YOUR INSTRUCTIONS | Read the entries below and pull out each line with the string "less".

[Records about charts and figures]

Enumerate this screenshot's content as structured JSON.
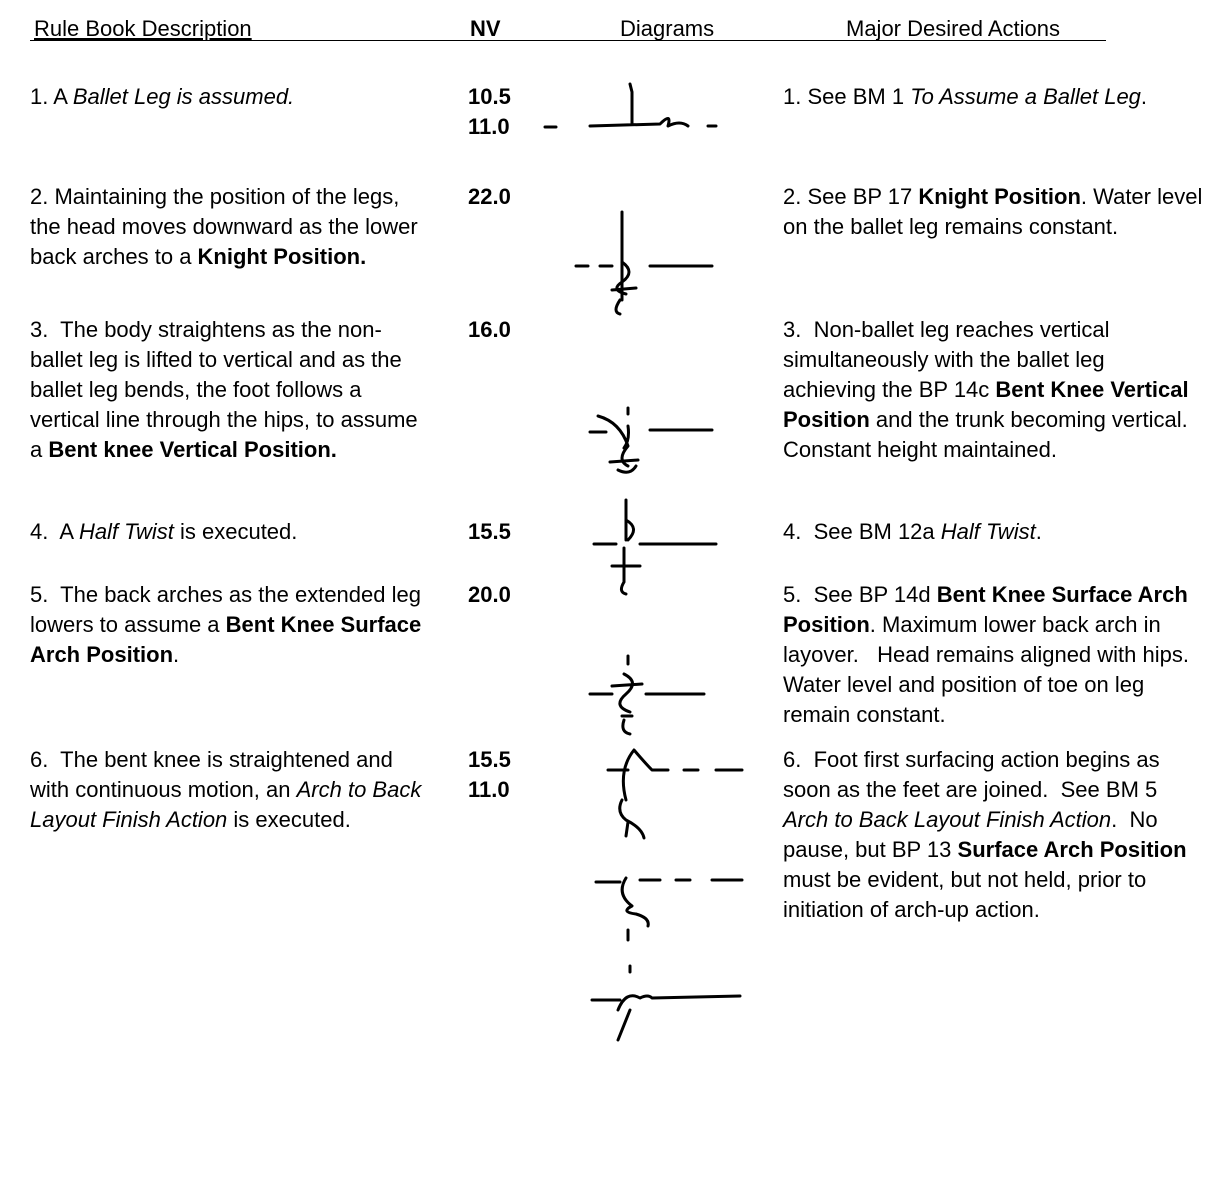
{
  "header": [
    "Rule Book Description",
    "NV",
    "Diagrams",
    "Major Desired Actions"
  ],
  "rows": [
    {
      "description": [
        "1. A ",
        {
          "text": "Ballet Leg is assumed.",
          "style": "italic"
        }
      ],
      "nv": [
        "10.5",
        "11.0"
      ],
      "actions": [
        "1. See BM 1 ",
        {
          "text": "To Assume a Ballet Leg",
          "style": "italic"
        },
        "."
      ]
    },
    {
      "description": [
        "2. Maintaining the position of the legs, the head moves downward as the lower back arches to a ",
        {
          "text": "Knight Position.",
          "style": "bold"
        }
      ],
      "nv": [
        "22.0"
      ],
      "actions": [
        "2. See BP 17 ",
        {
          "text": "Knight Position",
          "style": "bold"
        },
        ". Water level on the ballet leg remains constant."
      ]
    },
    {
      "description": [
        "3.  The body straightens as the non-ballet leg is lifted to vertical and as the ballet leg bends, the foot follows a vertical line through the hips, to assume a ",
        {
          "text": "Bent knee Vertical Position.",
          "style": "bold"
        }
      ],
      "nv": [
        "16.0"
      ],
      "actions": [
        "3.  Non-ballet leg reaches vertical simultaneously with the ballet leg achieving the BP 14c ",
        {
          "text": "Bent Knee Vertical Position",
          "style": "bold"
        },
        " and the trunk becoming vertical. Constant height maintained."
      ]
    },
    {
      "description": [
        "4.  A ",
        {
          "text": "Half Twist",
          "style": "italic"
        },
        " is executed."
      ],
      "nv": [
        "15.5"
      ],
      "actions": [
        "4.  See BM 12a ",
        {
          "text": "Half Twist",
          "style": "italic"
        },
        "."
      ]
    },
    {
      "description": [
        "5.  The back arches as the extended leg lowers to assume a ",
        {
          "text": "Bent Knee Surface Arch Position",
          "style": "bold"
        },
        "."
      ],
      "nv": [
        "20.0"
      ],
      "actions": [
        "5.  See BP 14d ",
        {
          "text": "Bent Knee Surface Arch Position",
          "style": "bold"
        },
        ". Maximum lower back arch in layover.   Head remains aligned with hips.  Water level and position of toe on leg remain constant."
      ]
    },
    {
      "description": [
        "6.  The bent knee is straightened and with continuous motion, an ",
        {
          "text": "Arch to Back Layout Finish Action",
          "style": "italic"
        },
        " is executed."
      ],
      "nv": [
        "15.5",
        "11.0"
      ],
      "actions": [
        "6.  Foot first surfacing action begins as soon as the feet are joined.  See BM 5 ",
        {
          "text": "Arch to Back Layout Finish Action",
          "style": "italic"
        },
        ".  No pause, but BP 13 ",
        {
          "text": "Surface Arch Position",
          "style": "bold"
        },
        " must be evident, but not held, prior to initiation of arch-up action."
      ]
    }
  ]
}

...

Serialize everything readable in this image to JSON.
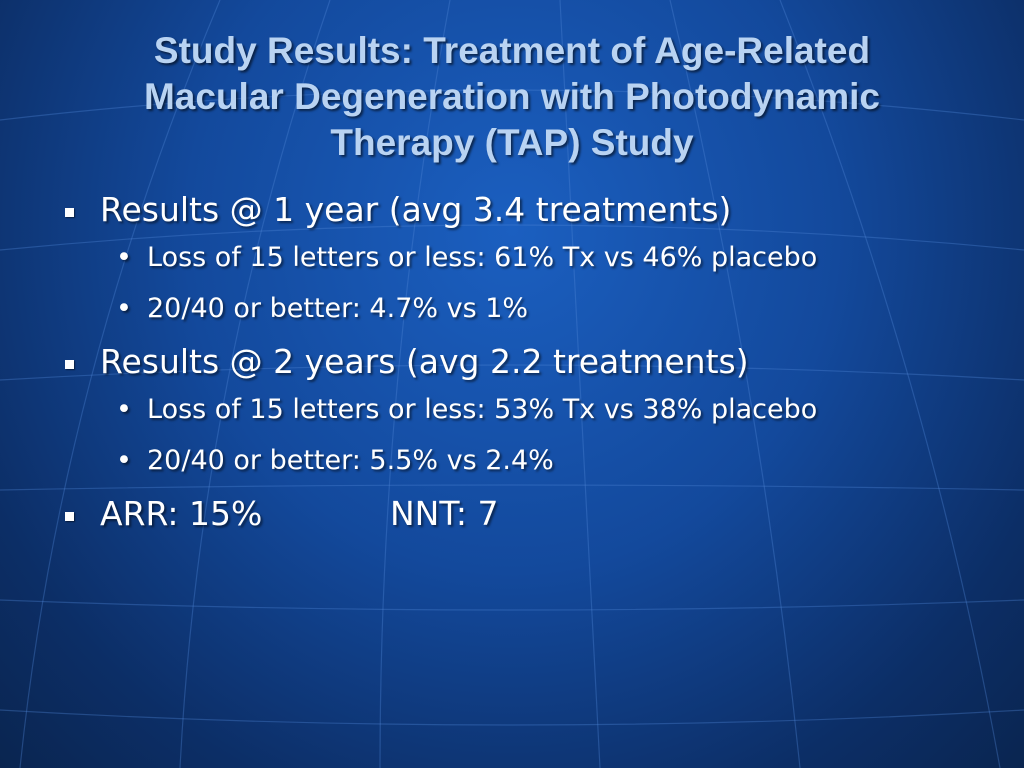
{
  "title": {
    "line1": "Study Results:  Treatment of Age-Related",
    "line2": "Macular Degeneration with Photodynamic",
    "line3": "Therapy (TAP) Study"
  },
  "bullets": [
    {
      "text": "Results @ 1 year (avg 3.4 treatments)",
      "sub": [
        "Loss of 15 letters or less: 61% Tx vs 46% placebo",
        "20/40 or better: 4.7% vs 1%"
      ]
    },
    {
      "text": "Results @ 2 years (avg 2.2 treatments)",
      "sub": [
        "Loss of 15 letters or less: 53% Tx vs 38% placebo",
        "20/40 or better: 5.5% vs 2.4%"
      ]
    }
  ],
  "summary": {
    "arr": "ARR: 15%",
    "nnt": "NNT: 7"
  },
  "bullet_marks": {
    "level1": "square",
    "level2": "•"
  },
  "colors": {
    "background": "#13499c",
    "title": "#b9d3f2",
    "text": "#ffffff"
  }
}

---

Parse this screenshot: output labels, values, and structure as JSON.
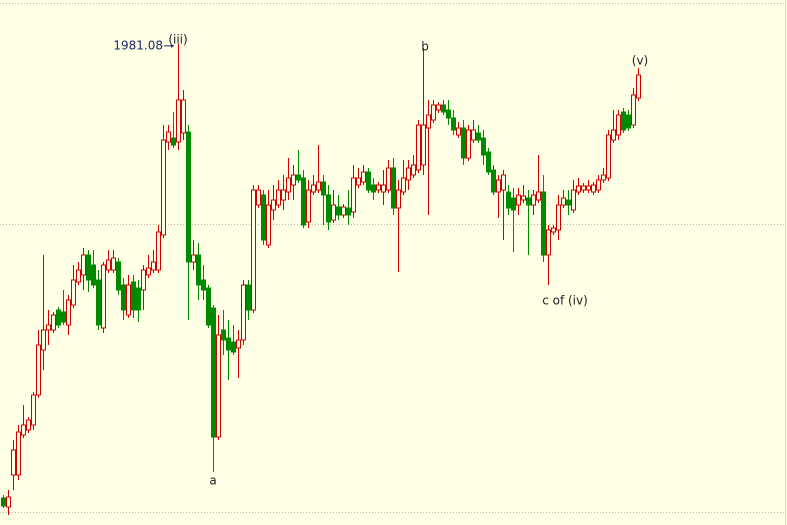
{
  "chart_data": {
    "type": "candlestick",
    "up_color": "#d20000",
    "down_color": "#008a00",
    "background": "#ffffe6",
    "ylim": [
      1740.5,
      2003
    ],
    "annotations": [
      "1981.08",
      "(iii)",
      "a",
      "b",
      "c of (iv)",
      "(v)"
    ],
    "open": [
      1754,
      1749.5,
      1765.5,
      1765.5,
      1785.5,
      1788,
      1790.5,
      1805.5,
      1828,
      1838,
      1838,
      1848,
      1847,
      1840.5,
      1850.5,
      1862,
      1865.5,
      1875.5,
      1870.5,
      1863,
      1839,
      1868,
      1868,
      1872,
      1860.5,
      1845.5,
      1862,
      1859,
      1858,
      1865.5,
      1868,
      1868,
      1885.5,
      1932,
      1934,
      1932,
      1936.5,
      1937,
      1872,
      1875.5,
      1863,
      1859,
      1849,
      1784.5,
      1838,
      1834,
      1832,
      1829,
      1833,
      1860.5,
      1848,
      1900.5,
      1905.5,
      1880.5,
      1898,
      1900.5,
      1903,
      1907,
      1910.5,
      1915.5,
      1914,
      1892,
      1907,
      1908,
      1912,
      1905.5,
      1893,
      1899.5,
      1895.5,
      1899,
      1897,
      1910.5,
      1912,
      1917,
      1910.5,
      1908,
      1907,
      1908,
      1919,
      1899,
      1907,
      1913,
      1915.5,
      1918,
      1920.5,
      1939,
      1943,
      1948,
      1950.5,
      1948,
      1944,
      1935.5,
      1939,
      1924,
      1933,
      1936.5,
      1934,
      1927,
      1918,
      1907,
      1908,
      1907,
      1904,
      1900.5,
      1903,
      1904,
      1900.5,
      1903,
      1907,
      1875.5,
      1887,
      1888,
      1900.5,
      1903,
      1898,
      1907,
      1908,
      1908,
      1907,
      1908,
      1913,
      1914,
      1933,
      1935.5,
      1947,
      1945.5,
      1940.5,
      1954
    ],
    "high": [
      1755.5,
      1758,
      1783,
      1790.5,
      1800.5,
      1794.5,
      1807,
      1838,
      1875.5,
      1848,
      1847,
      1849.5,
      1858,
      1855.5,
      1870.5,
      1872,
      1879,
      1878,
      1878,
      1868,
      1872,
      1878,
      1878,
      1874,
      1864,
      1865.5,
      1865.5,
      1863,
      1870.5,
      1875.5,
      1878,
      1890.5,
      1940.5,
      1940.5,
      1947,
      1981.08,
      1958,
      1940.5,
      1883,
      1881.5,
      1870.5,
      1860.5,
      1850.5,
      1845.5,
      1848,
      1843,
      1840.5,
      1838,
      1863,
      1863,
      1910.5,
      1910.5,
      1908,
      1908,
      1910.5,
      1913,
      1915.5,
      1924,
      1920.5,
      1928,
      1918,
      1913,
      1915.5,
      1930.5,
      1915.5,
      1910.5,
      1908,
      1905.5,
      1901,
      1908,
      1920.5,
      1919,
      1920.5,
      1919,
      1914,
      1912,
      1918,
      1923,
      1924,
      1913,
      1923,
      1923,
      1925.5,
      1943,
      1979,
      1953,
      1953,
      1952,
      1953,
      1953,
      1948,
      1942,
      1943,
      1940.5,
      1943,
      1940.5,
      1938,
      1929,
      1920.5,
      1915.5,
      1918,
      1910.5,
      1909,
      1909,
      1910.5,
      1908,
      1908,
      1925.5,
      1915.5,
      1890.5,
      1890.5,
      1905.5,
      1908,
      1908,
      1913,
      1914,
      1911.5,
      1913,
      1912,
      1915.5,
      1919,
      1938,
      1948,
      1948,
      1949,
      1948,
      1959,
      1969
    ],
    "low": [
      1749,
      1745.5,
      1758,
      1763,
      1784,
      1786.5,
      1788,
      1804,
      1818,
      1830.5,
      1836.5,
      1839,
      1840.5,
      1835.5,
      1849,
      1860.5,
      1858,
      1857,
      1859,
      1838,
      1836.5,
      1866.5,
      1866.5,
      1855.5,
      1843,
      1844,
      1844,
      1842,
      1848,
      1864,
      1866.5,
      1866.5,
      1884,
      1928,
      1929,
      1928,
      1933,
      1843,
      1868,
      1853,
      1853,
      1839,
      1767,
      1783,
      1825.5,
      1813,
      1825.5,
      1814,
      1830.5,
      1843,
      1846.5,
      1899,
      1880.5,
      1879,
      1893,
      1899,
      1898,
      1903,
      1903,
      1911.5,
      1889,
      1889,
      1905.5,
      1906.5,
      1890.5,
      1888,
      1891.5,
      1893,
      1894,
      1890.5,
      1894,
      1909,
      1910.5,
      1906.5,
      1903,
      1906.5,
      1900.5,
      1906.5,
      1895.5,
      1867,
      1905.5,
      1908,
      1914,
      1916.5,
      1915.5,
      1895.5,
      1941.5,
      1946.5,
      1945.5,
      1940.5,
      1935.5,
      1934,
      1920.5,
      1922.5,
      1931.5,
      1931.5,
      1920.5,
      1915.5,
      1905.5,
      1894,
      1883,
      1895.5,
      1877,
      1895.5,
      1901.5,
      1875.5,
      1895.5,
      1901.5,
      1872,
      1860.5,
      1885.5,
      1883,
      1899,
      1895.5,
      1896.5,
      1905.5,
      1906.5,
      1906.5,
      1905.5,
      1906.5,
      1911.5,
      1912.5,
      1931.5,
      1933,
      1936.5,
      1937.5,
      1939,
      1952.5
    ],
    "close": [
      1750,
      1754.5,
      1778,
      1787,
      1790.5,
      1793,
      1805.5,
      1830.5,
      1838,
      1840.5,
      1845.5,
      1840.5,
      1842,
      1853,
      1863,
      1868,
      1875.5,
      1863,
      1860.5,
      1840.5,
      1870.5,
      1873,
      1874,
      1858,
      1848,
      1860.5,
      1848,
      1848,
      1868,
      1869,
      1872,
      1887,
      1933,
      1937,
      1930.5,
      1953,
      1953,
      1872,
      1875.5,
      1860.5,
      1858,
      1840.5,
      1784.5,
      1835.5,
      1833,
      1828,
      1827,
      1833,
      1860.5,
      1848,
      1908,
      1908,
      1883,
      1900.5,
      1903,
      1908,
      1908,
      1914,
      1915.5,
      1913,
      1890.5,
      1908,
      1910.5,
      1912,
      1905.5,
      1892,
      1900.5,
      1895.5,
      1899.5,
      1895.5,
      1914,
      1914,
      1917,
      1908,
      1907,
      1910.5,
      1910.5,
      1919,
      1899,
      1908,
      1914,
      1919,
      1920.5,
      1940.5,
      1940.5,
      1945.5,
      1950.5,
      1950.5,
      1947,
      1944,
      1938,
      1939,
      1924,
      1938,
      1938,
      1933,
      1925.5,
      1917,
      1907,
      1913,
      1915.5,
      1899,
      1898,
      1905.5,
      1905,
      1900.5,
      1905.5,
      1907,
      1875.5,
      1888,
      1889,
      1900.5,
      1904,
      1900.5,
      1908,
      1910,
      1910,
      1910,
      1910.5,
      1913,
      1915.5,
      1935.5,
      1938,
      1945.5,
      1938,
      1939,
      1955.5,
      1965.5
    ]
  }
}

OUTPUT |
        "Loss of 15 letters or less: 61% Tx vs 46% placebo",
        "Loss of 15 letters or less: 53% Tx vs 38% placebo",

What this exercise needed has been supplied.